EXERCISE DIRECTIONS: Only a number is wanted: how many lines in the listing contain the word "title"?
** start GIVEN INFORMATION **
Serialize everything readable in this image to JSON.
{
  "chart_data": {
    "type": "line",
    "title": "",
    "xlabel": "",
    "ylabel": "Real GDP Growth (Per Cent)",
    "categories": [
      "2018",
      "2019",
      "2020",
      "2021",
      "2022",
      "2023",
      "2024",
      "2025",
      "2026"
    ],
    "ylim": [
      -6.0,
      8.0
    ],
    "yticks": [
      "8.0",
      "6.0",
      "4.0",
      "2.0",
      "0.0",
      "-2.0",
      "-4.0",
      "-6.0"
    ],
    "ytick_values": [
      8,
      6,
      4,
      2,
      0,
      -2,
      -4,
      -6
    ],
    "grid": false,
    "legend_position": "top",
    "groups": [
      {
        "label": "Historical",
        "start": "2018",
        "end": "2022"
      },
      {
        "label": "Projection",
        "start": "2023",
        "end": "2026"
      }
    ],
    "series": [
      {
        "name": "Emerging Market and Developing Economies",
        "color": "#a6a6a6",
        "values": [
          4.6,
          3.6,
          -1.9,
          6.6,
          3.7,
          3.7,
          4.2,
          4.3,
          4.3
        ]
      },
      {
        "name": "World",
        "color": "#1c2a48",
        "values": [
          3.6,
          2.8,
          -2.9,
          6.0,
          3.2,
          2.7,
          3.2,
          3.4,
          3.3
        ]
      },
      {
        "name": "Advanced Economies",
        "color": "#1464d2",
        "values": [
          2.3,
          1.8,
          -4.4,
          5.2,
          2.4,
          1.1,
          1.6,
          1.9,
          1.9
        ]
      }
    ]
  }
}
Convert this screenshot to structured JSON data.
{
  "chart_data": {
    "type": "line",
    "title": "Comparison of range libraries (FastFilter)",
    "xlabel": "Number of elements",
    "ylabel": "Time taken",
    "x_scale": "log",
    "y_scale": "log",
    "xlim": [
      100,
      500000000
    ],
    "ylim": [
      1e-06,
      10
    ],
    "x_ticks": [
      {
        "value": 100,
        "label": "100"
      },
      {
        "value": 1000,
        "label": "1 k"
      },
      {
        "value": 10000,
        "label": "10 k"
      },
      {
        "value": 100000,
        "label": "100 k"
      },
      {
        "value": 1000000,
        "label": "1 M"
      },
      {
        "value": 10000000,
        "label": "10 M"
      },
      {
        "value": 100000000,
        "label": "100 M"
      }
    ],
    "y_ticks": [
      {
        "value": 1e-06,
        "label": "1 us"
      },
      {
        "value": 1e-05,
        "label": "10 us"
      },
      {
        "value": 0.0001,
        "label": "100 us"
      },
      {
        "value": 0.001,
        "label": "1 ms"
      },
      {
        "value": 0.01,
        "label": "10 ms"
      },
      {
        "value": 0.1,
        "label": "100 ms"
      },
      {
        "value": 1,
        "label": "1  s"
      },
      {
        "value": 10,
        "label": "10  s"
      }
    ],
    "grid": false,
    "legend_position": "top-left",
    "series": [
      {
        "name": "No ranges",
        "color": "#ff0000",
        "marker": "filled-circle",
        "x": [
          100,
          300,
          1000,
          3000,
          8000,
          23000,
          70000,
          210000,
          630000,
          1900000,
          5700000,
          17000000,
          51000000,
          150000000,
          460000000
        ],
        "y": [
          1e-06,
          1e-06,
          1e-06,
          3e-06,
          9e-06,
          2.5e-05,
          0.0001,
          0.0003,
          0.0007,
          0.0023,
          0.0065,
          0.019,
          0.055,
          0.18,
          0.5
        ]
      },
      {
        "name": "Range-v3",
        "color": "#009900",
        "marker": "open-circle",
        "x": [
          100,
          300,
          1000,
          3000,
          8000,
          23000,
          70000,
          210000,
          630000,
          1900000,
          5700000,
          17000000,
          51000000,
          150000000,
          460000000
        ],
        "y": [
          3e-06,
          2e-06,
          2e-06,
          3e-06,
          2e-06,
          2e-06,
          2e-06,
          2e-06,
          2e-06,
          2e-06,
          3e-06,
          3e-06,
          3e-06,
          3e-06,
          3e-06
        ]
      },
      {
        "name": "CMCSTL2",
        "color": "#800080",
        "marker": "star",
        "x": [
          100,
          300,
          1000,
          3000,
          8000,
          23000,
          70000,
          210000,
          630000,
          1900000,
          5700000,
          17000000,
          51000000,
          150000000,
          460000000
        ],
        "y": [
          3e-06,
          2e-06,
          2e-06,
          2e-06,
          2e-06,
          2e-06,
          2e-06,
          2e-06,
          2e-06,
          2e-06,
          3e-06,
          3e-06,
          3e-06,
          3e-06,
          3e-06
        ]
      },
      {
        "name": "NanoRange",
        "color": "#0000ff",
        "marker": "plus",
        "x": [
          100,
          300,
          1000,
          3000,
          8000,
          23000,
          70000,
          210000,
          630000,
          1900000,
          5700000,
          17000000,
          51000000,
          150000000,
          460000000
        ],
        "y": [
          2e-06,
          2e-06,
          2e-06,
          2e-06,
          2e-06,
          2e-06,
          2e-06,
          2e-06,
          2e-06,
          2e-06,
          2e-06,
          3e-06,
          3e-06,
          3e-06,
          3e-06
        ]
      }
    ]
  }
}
** end GIVEN INFORMATION **
SOLUTION: 2